[Given instruction]
Below is a listing; reproduce each line of it exactly.

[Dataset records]
····················
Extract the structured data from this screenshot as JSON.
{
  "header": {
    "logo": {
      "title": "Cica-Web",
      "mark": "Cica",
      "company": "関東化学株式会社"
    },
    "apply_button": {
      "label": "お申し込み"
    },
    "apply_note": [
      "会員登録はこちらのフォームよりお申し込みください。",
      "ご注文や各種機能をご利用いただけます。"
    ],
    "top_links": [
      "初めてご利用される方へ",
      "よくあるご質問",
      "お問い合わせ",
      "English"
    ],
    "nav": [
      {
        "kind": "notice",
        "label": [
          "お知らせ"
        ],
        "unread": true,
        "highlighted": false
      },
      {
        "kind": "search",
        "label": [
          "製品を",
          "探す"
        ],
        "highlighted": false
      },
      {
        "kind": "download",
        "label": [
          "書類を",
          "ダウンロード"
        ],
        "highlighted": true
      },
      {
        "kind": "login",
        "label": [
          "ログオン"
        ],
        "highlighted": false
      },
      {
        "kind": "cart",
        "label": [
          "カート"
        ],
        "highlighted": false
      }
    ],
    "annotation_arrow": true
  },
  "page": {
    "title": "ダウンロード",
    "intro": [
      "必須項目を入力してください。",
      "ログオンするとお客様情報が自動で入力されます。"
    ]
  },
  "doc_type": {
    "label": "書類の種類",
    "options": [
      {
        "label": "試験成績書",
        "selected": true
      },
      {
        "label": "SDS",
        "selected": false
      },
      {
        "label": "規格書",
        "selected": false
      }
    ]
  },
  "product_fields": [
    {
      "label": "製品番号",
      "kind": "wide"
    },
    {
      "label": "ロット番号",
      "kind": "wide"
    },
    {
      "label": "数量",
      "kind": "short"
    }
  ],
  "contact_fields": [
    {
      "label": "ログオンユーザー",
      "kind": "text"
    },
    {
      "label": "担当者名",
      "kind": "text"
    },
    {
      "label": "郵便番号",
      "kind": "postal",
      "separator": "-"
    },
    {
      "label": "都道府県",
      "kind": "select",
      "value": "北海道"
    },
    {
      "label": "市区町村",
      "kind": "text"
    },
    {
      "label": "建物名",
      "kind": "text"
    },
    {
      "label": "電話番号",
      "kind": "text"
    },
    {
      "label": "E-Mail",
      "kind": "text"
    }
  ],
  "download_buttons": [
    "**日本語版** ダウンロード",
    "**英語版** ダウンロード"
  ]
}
····················
[Result]
Extract the structured data from this screenshot as JSON.
{
  "header": {
    "logo": {
      "title": "Cica-Web",
      "mark": "Cica",
      "company": "関東化学株式会社"
    },
    "apply_button": {
      "label": "お申し込み"
    },
    "apply_note": [
      "会員登録はこちらのフォームよりお申し込みください。",
      "ご注文や各種機能をご利用いただけます。"
    ],
    "top_links": [
      "初めてご利用される方へ",
      "よくあるご質問",
      "お問い合わせ",
      "English"
    ],
    "nav": [
      {
        "kind": "notice",
        "label": [
          "お知らせ"
        ],
        "unread": true,
        "highlighted": false
      },
      {
        "kind": "search",
        "label": [
          "製品を",
          "探す"
        ],
        "highlighted": false
      },
      {
        "kind": "download",
        "label": [
          "書類を",
          "ダウンロード"
        ],
        "highlighted": true
      },
      {
        "kind": "login",
        "label": [
          "ログオン"
        ],
        "highlighted": false
      },
      {
        "kind": "cart",
        "label": [
          "カート"
        ],
        "highlighted": false
      }
    ],
    "annotation_arrow": true
  },
  "page": {
    "title": "ダウンロード",
    "intro": [
      "必須項目を入力してください。",
      "ログオンするとお客様情報が自動で入力されます。"
    ]
  },
  "doc_type": {
    "label": "書類の種類",
    "options": [
      {
        "label": "試験成績書",
        "selected": true
      },
      {
        "label": "SDS",
        "selected": false
      },
      {
        "label": "規格書",
        "selected": false
      }
    ]
  },
  "product_fields": [
    {
      "label": "製品番号",
      "kind": "wide"
    },
    {
      "label": "ロット番号",
      "kind": "wide"
    },
    {
      "label": "数量",
      "kind": "short"
    }
  ],
  "contact_fields": [
    {
      "label": "ログオンユーザー",
      "kind": "text"
    },
    {
      "label": "担当者名",
      "kind": "text"
    },
    {
      "label": "郵便番号",
      "kind": "postal",
      "separator": "-"
    },
    {
      "label": "都道府県",
      "kind": "select",
      "value": "北海道"
    },
    {
      "label": "市区町村",
      "kind": "text"
    },
    {
      "label": "建物名",
      "kind": "text"
    },
    {
      "label": "電話番号",
      "kind": "text"
    },
    {
      "label": "E-Mail",
      "kind": "text"
    }
  ],
  "download_buttons": [
    "**日本語版** ダウンロード",
    "**英語版** ダウンロード"
  ]
}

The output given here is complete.